* _WORK INSTRUCTIONS_
Reproduce all entries word for word.

* _RECORDS SHOWN_

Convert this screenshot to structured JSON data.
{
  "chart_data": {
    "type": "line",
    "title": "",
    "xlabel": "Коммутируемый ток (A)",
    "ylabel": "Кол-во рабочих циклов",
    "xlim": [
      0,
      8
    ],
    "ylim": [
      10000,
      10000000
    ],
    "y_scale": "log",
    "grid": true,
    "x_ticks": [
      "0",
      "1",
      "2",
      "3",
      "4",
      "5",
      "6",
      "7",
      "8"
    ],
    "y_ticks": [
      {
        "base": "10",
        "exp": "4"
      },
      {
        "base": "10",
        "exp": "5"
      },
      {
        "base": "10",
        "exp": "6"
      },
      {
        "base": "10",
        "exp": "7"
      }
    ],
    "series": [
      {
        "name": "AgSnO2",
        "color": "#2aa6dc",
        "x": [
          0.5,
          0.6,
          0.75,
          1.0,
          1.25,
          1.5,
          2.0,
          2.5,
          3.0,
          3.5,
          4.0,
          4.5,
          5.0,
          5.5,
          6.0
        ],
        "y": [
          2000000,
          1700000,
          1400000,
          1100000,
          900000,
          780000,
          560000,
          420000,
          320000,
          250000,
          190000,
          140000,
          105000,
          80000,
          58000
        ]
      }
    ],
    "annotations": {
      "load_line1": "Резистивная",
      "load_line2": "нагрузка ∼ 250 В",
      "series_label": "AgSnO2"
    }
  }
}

* _FINISHED EXERCISE_
Convert this screenshot to structured JSON data.
{
  "chart_data": {
    "type": "line",
    "title": "",
    "xlabel": "Коммутируемый ток (A)",
    "ylabel": "Кол-во рабочих циклов",
    "xlim": [
      0,
      8
    ],
    "ylim": [
      10000,
      10000000
    ],
    "y_scale": "log",
    "grid": true,
    "x_ticks": [
      "0",
      "1",
      "2",
      "3",
      "4",
      "5",
      "6",
      "7",
      "8"
    ],
    "y_ticks": [
      {
        "base": "10",
        "exp": "4"
      },
      {
        "base": "10",
        "exp": "5"
      },
      {
        "base": "10",
        "exp": "6"
      },
      {
        "base": "10",
        "exp": "7"
      }
    ],
    "series": [
      {
        "name": "AgSnO2",
        "color": "#2aa6dc",
        "x": [
          0.5,
          0.6,
          0.75,
          1.0,
          1.25,
          1.5,
          2.0,
          2.5,
          3.0,
          3.5,
          4.0,
          4.5,
          5.0,
          5.5,
          6.0
        ],
        "y": [
          2000000,
          1700000,
          1400000,
          1100000,
          900000,
          780000,
          560000,
          420000,
          320000,
          250000,
          190000,
          140000,
          105000,
          80000,
          58000
        ]
      }
    ],
    "annotations": {
      "load_line1": "Резистивная",
      "load_line2": "нагрузка ∼ 250 В",
      "series_label": "AgSnO2"
    }
  }
}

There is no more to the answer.